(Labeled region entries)
********************
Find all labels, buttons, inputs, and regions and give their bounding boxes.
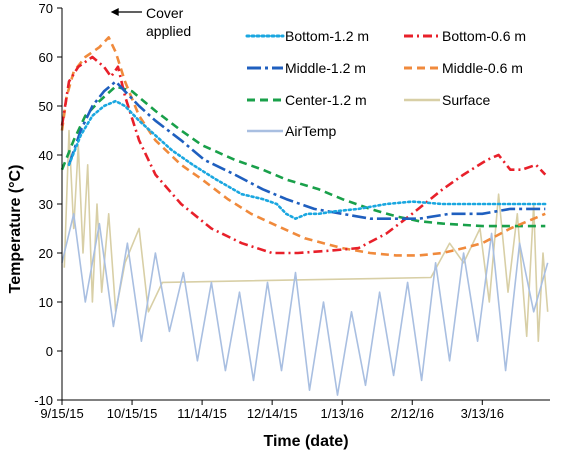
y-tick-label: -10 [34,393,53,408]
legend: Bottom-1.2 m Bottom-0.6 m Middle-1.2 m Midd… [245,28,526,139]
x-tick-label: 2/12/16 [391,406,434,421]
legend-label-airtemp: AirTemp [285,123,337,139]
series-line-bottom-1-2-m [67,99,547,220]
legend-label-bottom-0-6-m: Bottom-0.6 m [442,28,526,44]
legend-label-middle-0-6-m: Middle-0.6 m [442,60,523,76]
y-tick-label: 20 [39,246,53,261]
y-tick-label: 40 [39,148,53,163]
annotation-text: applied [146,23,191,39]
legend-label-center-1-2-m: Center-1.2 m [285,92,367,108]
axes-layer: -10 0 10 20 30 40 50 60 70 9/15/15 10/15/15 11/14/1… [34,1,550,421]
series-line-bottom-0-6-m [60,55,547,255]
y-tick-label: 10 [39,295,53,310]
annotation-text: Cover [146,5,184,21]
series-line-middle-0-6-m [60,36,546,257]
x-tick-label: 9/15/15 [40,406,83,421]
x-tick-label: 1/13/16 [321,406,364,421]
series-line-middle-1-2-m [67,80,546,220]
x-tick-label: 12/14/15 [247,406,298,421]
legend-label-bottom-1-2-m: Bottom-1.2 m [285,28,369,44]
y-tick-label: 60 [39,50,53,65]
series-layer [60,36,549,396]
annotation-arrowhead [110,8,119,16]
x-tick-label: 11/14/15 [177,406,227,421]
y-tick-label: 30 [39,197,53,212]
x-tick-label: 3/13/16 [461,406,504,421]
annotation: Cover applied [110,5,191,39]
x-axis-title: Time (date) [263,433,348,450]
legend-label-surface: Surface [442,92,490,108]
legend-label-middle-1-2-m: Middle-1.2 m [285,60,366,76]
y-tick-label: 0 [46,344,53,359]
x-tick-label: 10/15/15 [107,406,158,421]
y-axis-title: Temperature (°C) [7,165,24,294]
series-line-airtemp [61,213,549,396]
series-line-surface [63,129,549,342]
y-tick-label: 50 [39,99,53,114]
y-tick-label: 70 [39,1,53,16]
********************
YOUR TASK: Rewrite all of the data with "Cover" changed to "Blanket" and everything else left as is. Omit the pictures from your answer.

SOLUTION:
Find all labels, buttons, inputs, and regions and give their bounding boxes.
y-tick-label: -10 [34,393,53,408]
legend: Bottom-1.2 m Bottom-0.6 m Middle-1.2 m Midd… [245,28,526,139]
x-tick-label: 2/12/16 [391,406,434,421]
legend-label-airtemp: AirTemp [285,123,337,139]
series-line-bottom-1-2-m [67,99,547,220]
legend-label-bottom-0-6-m: Bottom-0.6 m [442,28,526,44]
legend-label-middle-0-6-m: Middle-0.6 m [442,60,523,76]
y-tick-label: 20 [39,246,53,261]
y-tick-label: 40 [39,148,53,163]
annotation-text: applied [146,23,191,39]
legend-label-center-1-2-m: Center-1.2 m [285,92,367,108]
axes-layer: -10 0 10 20 30 40 50 60 70 9/15/15 10/15/15 11/14/1… [34,1,550,421]
series-line-bottom-0-6-m [60,55,547,255]
y-tick-label: 10 [39,295,53,310]
annotation-text: Blanket [146,5,184,21]
series-line-middle-0-6-m [60,36,546,257]
x-tick-label: 9/15/15 [40,406,83,421]
x-tick-label: 1/13/16 [321,406,364,421]
series-line-middle-1-2-m [67,80,546,220]
x-tick-label: 12/14/15 [247,406,298,421]
legend-label-bottom-1-2-m: Bottom-1.2 m [285,28,369,44]
y-tick-label: 60 [39,50,53,65]
series-layer [60,36,549,396]
annotation-arrowhead [110,8,119,16]
x-tick-label: 11/14/15 [177,406,227,421]
y-tick-label: 30 [39,197,53,212]
x-tick-label: 3/13/16 [461,406,504,421]
annotation: Blanket applied [110,5,191,39]
x-axis-title: Time (date) [263,433,348,450]
legend-label-surface: Surface [442,92,490,108]
legend-label-middle-1-2-m: Middle-1.2 m [285,60,366,76]
y-tick-label: 0 [46,344,53,359]
x-tick-label: 10/15/15 [107,406,158,421]
y-axis-title: Temperature (°C) [7,165,24,294]
series-line-airtemp [61,213,549,396]
series-line-surface [63,129,549,342]
y-tick-label: 50 [39,99,53,114]
y-tick-label: 70 [39,1,53,16]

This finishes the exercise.